Stored records:
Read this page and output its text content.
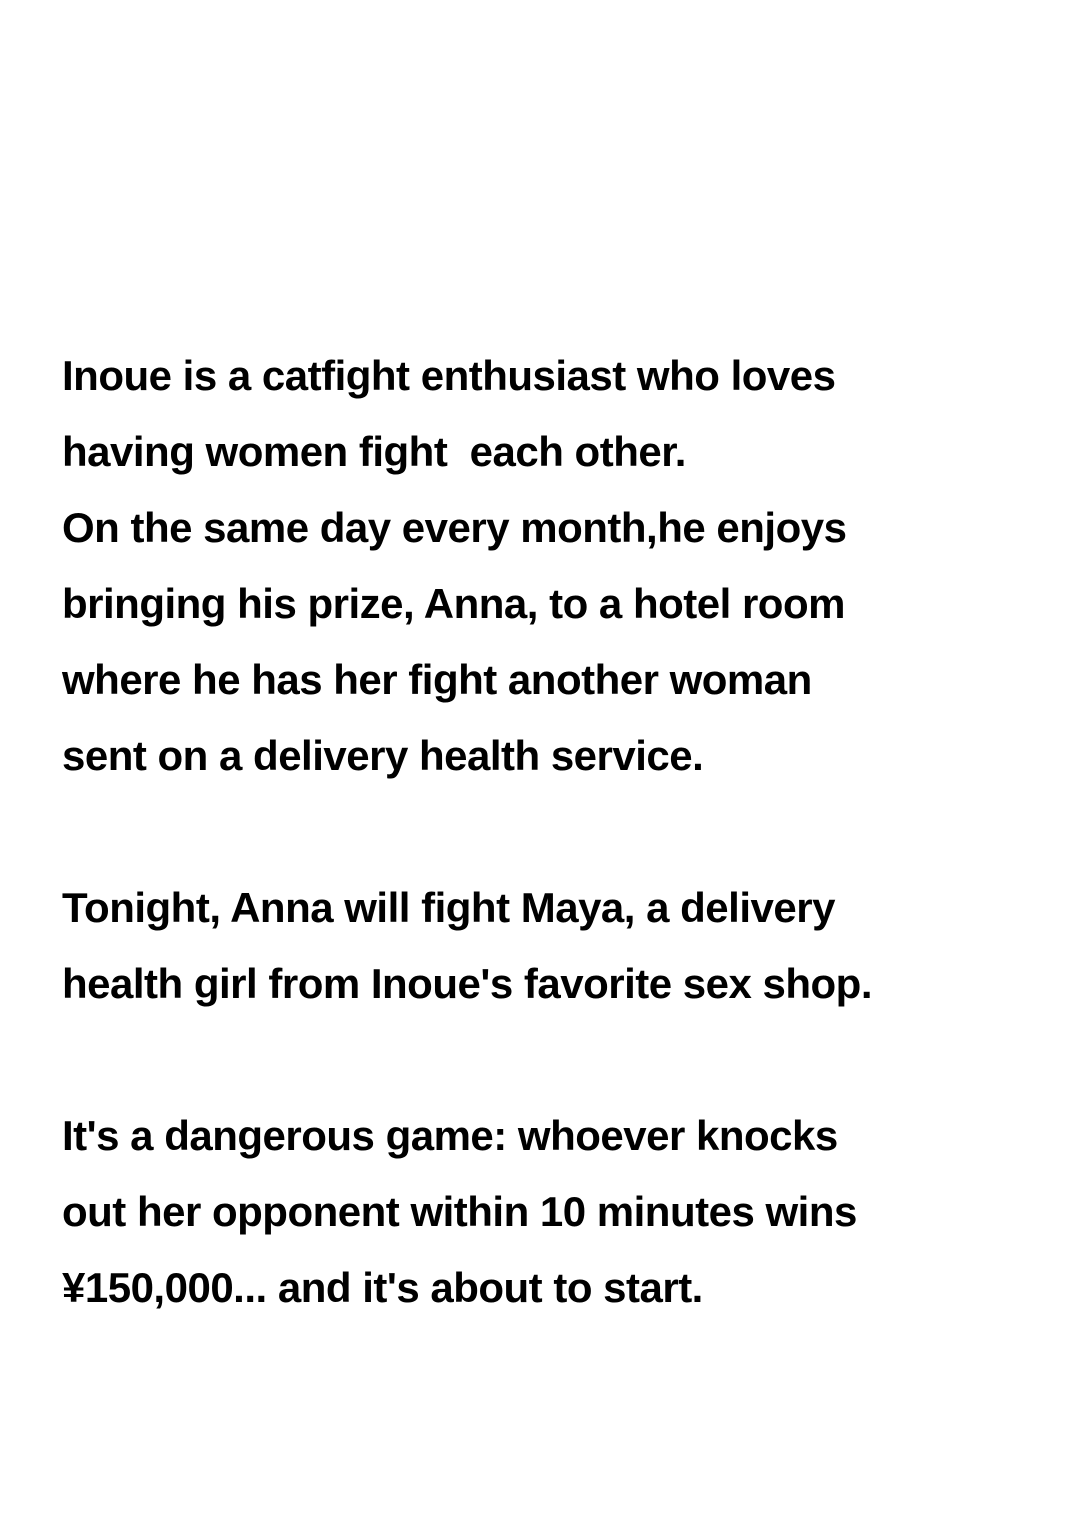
Inoue is a catfight enthusiast who loves
having women fight  each other.
On the same day every month,he enjoys
bringing his prize, Anna, to a hotel room
where he has her fight another woman
sent on a delivery health service.
Tonight, Anna will fight Maya, a delivery
health girl from Inoue's favorite sex shop.
It's a dangerous game: whoever knocks
out her opponent within 10 minutes wins
¥150,000... and it's about to start.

What to work on -
Filter the records above for lines containing the word "health", and copy those lines.

Response to this exercise -
sent on a delivery health service.
health girl from Inoue's favorite sex shop.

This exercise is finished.